Fünfhundert Meter vor der Grenze in der geteilten Stadt Rafah geht gar nichts mehr. Lastwagen, Eselskarren, Pferdefuhrwerke, Motorräder, Schafe und Menschen zu Fuß zwängen sich auf der engen, morastigen Straße in beide Richtungen. Die einen gehen zurück in den Gazastreifen, die andern kommen von dort. Das Chaos ist unbeschreiblich, aber die Leute – es sind vorwiegend junge Männer – nehmen es gelassen. Die Stimmung ist gelöst und entspannt.

Mithad und ein paar seiner Freunde beenden ihren Ausflug. Sie haben kein Geld mehr. In der Hand trägt er seine Einkäufe, ein Päckchen Wasserpfeifen-Tabak mit Apfelgeschmack. „Den gab es in Gaza seit sechs Monaten nicht mehr.“ Der 22-jährige Arbeitslose mit Universitätsabschluss in Wirtschaft war unter den ersten, die durch die Breschen in der Mauer schlüpften. „Ich musste raus. Wir ersticken. Es war wie ein Picknick: Einmal frische Luft atmen“, beschreibt er seine Stimmung.

=======

**Anweisungen**
A: Was trägt Mithad laut der Quelle als Einkauf in der Hand?
B: Gib den Abschnitt der Quelle wortgetreu wieder, der mit den Worten „Mithad und ein“ einsetzt und mit „er seine Stimmung.“ schließt.

**Rohdaten**
=======

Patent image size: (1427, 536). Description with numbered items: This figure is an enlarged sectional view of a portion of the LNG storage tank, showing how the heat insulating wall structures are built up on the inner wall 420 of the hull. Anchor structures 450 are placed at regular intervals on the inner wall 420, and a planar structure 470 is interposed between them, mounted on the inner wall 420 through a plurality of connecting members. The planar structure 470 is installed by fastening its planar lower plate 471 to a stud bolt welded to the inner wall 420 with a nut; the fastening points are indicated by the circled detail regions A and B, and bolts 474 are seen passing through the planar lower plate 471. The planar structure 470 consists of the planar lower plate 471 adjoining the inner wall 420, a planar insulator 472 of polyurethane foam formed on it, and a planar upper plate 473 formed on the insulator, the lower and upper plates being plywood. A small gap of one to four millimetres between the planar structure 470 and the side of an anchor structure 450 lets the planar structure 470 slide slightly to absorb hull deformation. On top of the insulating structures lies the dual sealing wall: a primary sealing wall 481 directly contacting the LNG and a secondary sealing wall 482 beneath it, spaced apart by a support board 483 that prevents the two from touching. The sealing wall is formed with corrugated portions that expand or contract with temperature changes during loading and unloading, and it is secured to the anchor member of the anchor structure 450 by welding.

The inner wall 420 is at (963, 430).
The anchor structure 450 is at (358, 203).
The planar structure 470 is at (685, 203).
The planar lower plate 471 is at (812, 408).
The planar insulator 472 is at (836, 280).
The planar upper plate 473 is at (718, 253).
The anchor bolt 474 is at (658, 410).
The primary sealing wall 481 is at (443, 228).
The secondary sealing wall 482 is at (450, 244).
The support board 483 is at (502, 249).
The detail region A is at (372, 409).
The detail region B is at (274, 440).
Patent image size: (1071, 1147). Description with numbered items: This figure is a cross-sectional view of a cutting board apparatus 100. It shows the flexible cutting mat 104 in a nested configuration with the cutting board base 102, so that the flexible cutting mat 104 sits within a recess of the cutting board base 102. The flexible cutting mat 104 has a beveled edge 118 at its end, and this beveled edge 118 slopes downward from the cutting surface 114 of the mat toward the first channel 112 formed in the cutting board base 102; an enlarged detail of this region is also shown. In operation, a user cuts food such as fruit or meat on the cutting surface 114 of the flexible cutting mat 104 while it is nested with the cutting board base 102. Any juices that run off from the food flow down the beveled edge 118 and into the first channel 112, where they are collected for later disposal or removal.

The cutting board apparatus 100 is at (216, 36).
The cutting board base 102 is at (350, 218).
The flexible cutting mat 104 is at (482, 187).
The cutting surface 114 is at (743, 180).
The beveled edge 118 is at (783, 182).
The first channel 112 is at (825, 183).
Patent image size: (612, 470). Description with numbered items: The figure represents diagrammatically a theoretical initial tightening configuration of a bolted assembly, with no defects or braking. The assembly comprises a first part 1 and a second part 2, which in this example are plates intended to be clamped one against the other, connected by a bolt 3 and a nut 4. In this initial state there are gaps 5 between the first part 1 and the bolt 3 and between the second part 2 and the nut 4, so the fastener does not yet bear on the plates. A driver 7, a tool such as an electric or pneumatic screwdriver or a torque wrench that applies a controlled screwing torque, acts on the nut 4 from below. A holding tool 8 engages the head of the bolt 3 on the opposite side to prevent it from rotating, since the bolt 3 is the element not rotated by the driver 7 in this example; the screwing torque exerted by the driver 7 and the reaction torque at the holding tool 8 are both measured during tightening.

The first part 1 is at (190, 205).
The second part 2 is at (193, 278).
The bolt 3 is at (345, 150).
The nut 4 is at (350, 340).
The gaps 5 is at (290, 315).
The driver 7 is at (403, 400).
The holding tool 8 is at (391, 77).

=======

**Antworten je Aufgabe**
A: Ein Päckchen Wasserpfeifen-Tabak mit Apfelgeschmack.

B:
Mithad und ein paar seiner Freunde beenden ihren Ausflug. Sie haben kein Geld mehr. In der Hand trägt er seine Einkäufe, ein Päckchen Wasserpfeifen-Tabak mit Apfelgeschmack. „Den gab es in Gaza seit sechs Monaten nicht mehr.“ Der 22-jährige Arbeitslose mit Universitätsabschluss in Wirtschaft war unter den ersten, die durch die Breschen in der Mauer schlüpften. „Ich musste raus. Wir ersticken. Es war wie ein Picknick: Einmal frische Luft atmen“, beschreibt er seine Stimmung.